* BEGIN Source material *

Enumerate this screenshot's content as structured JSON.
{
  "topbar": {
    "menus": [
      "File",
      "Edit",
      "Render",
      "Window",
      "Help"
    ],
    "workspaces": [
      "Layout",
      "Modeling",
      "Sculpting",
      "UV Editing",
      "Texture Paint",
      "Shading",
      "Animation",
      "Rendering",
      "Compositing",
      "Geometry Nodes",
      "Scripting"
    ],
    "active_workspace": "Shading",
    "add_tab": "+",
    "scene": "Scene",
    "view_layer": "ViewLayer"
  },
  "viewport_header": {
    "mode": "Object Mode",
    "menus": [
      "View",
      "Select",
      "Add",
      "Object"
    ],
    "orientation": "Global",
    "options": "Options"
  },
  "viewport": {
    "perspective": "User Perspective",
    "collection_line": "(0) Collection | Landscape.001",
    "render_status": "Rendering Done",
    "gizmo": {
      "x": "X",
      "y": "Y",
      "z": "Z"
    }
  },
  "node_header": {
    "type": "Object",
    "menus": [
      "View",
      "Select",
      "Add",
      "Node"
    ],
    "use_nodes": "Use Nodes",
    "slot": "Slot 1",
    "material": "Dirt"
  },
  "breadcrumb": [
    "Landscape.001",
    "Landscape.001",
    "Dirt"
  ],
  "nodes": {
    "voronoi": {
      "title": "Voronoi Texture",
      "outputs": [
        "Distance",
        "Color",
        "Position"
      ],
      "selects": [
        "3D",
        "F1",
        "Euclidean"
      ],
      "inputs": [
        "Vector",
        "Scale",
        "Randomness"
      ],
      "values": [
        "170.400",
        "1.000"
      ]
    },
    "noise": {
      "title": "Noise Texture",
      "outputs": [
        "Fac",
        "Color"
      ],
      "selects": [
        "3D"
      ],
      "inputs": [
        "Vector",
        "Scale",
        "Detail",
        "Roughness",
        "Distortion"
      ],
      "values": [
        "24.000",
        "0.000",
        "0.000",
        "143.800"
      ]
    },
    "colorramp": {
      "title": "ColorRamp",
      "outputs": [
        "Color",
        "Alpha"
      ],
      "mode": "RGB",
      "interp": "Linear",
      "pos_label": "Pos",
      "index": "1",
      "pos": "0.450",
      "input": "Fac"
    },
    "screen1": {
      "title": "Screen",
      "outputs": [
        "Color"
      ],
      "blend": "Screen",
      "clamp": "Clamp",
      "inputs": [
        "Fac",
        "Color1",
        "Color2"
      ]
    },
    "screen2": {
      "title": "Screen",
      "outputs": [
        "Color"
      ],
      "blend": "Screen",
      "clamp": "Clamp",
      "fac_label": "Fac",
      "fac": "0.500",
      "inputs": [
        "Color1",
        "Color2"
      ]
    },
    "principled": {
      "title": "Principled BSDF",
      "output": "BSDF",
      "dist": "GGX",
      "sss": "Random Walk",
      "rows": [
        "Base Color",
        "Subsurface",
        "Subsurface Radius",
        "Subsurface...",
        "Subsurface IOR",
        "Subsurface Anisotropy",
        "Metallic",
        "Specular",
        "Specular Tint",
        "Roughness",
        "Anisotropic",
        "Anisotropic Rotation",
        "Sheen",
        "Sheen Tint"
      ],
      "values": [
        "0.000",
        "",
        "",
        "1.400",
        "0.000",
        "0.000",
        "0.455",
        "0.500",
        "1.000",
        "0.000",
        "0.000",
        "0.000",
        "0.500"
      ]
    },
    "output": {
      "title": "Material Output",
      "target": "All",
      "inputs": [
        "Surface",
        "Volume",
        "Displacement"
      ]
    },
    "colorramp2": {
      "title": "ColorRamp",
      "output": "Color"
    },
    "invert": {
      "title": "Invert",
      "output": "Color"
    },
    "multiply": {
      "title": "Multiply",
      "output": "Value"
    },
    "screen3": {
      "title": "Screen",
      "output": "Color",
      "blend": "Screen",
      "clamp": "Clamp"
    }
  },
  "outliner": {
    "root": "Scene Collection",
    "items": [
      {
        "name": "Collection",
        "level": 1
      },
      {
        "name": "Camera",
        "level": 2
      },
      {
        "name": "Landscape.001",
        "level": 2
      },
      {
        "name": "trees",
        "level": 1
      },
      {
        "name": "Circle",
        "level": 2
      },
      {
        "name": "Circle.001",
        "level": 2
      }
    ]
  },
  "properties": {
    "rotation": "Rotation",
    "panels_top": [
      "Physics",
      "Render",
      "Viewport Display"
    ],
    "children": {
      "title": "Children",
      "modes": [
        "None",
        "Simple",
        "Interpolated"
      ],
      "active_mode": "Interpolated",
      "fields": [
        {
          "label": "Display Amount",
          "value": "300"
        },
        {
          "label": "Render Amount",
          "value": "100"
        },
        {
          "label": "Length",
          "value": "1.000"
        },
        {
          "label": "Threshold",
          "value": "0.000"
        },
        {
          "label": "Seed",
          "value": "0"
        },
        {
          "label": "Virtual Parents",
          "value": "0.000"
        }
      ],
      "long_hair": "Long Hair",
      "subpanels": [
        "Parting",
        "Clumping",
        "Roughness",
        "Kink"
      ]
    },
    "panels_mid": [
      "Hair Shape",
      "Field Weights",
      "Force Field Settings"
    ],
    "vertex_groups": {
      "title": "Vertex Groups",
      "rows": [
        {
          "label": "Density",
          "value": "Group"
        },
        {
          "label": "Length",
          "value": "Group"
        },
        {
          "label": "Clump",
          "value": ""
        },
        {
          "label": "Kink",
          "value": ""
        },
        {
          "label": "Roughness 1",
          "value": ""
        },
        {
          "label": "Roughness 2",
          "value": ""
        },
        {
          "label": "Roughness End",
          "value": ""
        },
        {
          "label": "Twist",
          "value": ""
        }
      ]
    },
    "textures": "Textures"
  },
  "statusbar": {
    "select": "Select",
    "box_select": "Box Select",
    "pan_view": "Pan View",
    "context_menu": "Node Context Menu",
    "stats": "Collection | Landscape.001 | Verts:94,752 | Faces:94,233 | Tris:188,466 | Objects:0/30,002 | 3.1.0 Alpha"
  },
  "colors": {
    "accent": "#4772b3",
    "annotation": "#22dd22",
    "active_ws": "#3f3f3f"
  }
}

* END Source material *

- **Your instructions**: Your task is to print the whole listing again exactly.

- **The output**:
Enumerate this screenshot's content as structured JSON.
{
  "topbar": {
    "menus": [
      "File",
      "Edit",
      "Render",
      "Window",
      "Help"
    ],
    "workspaces": [
      "Layout",
      "Modeling",
      "Sculpting",
      "UV Editing",
      "Texture Paint",
      "Shading",
      "Animation",
      "Rendering",
      "Compositing",
      "Geometry Nodes",
      "Scripting"
    ],
    "active_workspace": "Shading",
    "add_tab": "+",
    "scene": "Scene",
    "view_layer": "ViewLayer"
  },
  "viewport_header": {
    "mode": "Object Mode",
    "menus": [
      "View",
      "Select",
      "Add",
      "Object"
    ],
    "orientation": "Global",
    "options": "Options"
  },
  "viewport": {
    "perspective": "User Perspective",
    "collection_line": "(0) Collection | Landscape.001",
    "render_status": "Rendering Done",
    "gizmo": {
      "x": "X",
      "y": "Y",
      "z": "Z"
    }
  },
  "node_header": {
    "type": "Object",
    "menus": [
      "View",
      "Select",
      "Add",
      "Node"
    ],
    "use_nodes": "Use Nodes",
    "slot": "Slot 1",
    "material": "Dirt"
  },
  "breadcrumb": [
    "Landscape.001",
    "Landscape.001",
    "Dirt"
  ],
  "nodes": {
    "voronoi": {
      "title": "Voronoi Texture",
      "outputs": [
        "Distance",
        "Color",
        "Position"
      ],
      "selects": [
        "3D",
        "F1",
        "Euclidean"
      ],
      "inputs": [
        "Vector",
        "Scale",
        "Randomness"
      ],
      "values": [
        "170.400",
        "1.000"
      ]
    },
    "noise": {
      "title": "Noise Texture",
      "outputs": [
        "Fac",
        "Color"
      ],
      "selects": [
        "3D"
      ],
      "inputs": [
        "Vector",
        "Scale",
        "Detail",
        "Roughness",
        "Distortion"
      ],
      "values": [
        "24.000",
        "0.000",
        "0.000",
        "143.800"
      ]
    },
    "colorramp": {
      "title": "ColorRamp",
      "outputs": [
        "Color",
        "Alpha"
      ],
      "mode": "RGB",
      "interp": "Linear",
      "pos_label": "Pos",
      "index": "1",
      "pos": "0.450",
      "input": "Fac"
    },
    "screen1": {
      "title": "Screen",
      "outputs": [
        "Color"
      ],
      "blend": "Screen",
      "clamp": "Clamp",
      "inputs": [
        "Fac",
        "Color1",
        "Color2"
      ]
    },
    "screen2": {
      "title": "Screen",
      "outputs": [
        "Color"
      ],
      "blend": "Screen",
      "clamp": "Clamp",
      "fac_label": "Fac",
      "fac": "0.500",
      "inputs": [
        "Color1",
        "Color2"
      ]
    },
    "principled": {
      "title": "Principled BSDF",
      "output": "BSDF",
      "dist": "GGX",
      "sss": "Random Walk",
      "rows": [
        "Base Color",
        "Subsurface",
        "Subsurface Radius",
        "Subsurface...",
        "Subsurface IOR",
        "Subsurface Anisotropy",
        "Metallic",
        "Specular",
        "Specular Tint",
        "Roughness",
        "Anisotropic",
        "Anisotropic Rotation",
        "Sheen",
        "Sheen Tint"
      ],
      "values": [
        "0.000",
        "",
        "",
        "1.400",
        "0.000",
        "0.000",
        "0.455",
        "0.500",
        "1.000",
        "0.000",
        "0.000",
        "0.000",
        "0.500"
      ]
    },
    "output": {
      "title": "Material Output",
      "target": "All",
      "inputs": [
        "Surface",
        "Volume",
        "Displacement"
      ]
    },
    "colorramp2": {
      "title": "ColorRamp",
      "output": "Color"
    },
    "invert": {
      "title": "Invert",
      "output": "Color"
    },
    "multiply": {
      "title": "Multiply",
      "output": "Value"
    },
    "screen3": {
      "title": "Screen",
      "output": "Color",
      "blend": "Screen",
      "clamp": "Clamp"
    }
  },
  "outliner": {
    "root": "Scene Collection",
    "items": [
      {
        "name": "Collection",
        "level": 1
      },
      {
        "name": "Camera",
        "level": 2
      },
      {
        "name": "Landscape.001",
        "level": 2
      },
      {
        "name": "trees",
        "level": 1
      },
      {
        "name": "Circle",
        "level": 2
      },
      {
        "name": "Circle.001",
        "level": 2
      }
    ]
  },
  "properties": {
    "rotation": "Rotation",
    "panels_top": [
      "Physics",
      "Render",
      "Viewport Display"
    ],
    "children": {
      "title": "Children",
      "modes": [
        "None",
        "Simple",
        "Interpolated"
      ],
      "active_mode": "Interpolated",
      "fields": [
        {
          "label": "Display Amount",
          "value": "300"
        },
        {
          "label": "Render Amount",
          "value": "100"
        },
        {
          "label": "Length",
          "value": "1.000"
        },
        {
          "label": "Threshold",
          "value": "0.000"
        },
        {
          "label": "Seed",
          "value": "0"
        },
        {
          "label": "Virtual Parents",
          "value": "0.000"
        }
      ],
      "long_hair": "Long Hair",
      "subpanels": [
        "Parting",
        "Clumping",
        "Roughness",
        "Kink"
      ]
    },
    "panels_mid": [
      "Hair Shape",
      "Field Weights",
      "Force Field Settings"
    ],
    "vertex_groups": {
      "title": "Vertex Groups",
      "rows": [
        {
          "label": "Density",
          "value": "Group"
        },
        {
          "label": "Length",
          "value": "Group"
        },
        {
          "label": "Clump",
          "value": ""
        },
        {
          "label": "Kink",
          "value": ""
        },
        {
          "label": "Roughness 1",
          "value": ""
        },
        {
          "label": "Roughness 2",
          "value": ""
        },
        {
          "label": "Roughness End",
          "value": ""
        },
        {
          "label": "Twist",
          "value": ""
        }
      ]
    },
    "textures": "Textures"
  },
  "statusbar": {
    "select": "Select",
    "box_select": "Box Select",
    "pan_view": "Pan View",
    "context_menu": "Node Context Menu",
    "stats": "Collection | Landscape.001 | Verts:94,752 | Faces:94,233 | Tris:188,466 | Objects:0/30,002 | 3.1.0 Alpha"
  },
  "colors": {
    "accent": "#4772b3",
    "annotation": "#22dd22",
    "active_ws": "#3f3f3f"
  }
}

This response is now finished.